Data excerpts
###

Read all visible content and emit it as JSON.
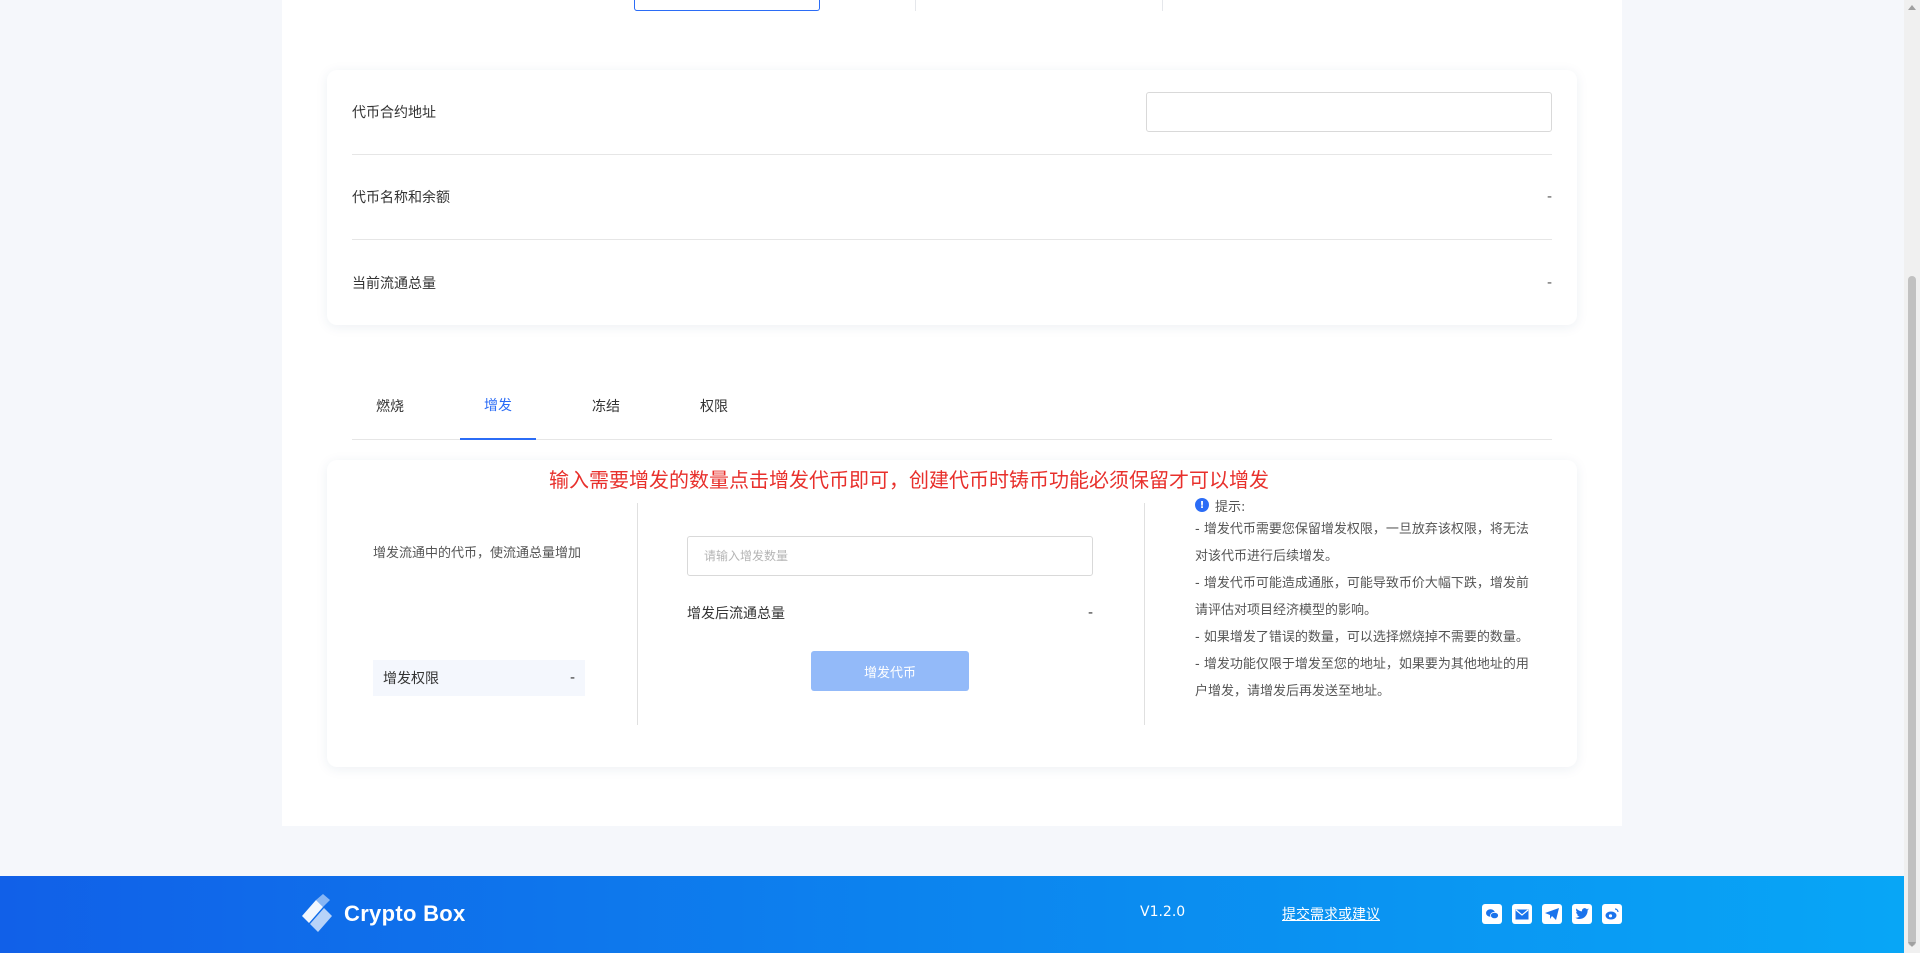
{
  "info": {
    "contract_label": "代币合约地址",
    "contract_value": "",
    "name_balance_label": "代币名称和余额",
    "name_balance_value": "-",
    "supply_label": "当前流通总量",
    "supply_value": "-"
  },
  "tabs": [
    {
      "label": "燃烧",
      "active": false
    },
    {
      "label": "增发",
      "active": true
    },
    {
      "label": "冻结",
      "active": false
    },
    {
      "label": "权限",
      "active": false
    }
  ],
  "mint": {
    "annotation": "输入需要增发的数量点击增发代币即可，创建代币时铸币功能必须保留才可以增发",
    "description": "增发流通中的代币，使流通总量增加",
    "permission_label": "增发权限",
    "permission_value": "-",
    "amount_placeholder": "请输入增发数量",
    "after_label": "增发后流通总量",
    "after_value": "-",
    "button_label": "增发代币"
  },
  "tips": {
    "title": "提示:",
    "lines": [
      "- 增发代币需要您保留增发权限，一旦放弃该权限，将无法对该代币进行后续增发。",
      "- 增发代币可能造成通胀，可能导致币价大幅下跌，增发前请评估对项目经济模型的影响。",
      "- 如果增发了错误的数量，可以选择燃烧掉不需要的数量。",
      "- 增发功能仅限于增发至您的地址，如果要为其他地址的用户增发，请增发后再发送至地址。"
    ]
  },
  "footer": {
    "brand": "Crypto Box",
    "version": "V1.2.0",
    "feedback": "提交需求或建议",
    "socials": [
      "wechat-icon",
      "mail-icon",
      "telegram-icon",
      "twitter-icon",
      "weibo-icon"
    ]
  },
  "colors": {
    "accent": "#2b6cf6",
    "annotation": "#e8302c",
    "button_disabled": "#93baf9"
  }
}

###

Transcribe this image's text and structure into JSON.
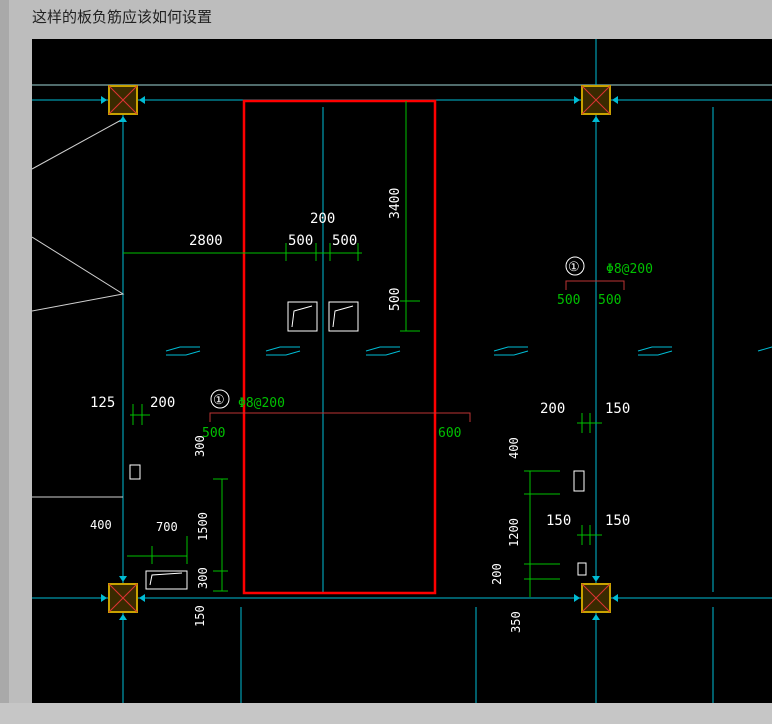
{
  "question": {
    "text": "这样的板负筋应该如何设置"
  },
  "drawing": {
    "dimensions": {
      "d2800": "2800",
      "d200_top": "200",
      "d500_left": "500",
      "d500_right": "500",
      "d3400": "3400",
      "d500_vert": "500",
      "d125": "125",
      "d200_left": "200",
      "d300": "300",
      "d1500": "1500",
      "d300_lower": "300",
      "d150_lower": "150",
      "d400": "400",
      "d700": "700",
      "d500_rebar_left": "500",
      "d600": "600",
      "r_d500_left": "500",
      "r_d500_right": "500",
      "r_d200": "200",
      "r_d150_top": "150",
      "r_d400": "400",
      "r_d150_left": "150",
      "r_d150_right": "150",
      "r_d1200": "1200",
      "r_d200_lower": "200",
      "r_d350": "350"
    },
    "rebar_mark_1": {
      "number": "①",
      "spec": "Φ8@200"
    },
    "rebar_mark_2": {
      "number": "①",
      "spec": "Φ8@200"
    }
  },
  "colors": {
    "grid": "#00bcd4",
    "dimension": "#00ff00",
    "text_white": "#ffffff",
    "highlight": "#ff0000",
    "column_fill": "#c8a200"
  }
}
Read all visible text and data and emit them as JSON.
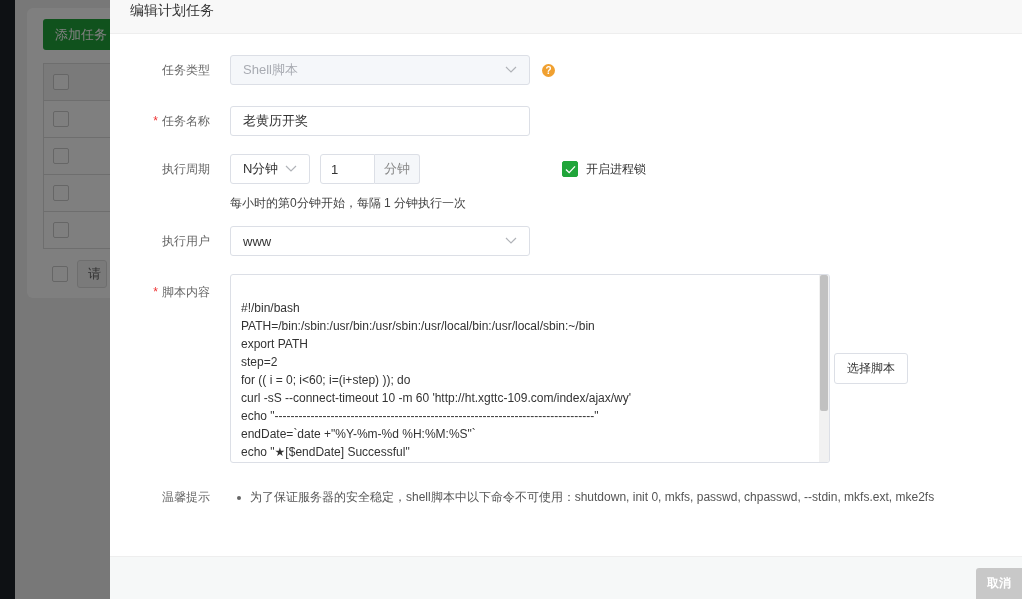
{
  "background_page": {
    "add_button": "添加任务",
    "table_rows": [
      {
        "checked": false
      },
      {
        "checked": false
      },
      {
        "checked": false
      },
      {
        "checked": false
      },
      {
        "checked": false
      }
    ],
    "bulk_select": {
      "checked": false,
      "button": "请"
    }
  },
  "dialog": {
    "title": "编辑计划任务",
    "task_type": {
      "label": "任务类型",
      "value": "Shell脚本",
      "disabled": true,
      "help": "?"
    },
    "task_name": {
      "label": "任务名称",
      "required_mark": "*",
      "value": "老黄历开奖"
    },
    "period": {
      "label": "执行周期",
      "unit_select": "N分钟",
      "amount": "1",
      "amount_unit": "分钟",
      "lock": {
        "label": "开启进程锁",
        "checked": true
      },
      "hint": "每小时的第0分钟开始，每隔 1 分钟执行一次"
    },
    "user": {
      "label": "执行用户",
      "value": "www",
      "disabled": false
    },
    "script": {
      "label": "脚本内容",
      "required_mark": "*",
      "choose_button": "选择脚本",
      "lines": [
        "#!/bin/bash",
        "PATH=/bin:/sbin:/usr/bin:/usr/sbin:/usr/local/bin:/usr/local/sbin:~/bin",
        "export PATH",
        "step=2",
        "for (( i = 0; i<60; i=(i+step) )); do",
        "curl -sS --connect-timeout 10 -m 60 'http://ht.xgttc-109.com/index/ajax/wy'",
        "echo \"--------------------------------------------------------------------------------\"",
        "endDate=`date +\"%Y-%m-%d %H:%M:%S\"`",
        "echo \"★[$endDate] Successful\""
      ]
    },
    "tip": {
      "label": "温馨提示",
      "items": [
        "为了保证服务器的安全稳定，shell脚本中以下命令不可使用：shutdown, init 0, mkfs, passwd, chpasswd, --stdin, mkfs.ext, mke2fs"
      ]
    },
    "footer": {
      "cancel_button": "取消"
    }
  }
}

###

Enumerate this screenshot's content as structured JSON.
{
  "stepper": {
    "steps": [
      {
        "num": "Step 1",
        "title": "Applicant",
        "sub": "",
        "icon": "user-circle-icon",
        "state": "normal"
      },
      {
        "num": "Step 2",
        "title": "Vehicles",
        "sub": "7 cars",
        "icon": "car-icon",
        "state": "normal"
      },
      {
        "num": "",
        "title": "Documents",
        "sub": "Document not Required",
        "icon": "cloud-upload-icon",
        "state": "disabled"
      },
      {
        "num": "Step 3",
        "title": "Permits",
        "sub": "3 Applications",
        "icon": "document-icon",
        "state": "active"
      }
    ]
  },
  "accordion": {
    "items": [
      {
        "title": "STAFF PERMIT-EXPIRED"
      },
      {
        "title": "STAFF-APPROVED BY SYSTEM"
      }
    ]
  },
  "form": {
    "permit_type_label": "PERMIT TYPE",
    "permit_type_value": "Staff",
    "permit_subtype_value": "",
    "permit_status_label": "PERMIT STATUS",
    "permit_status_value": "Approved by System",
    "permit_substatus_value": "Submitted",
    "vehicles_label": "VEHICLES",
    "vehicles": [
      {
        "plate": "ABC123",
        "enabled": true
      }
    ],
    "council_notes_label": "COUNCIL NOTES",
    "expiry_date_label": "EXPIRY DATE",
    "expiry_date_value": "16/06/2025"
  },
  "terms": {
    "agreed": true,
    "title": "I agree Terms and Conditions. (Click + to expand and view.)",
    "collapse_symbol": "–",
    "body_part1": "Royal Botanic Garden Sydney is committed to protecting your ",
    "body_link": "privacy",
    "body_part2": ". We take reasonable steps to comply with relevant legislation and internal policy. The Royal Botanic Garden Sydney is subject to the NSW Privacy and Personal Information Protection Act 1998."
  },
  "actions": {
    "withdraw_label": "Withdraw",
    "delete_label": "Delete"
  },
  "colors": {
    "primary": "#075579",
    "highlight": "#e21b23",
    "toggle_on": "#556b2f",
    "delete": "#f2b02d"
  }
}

###

The problem
In the records above, how many lines include "PATH"? Give that number and nothing more.

Written response
2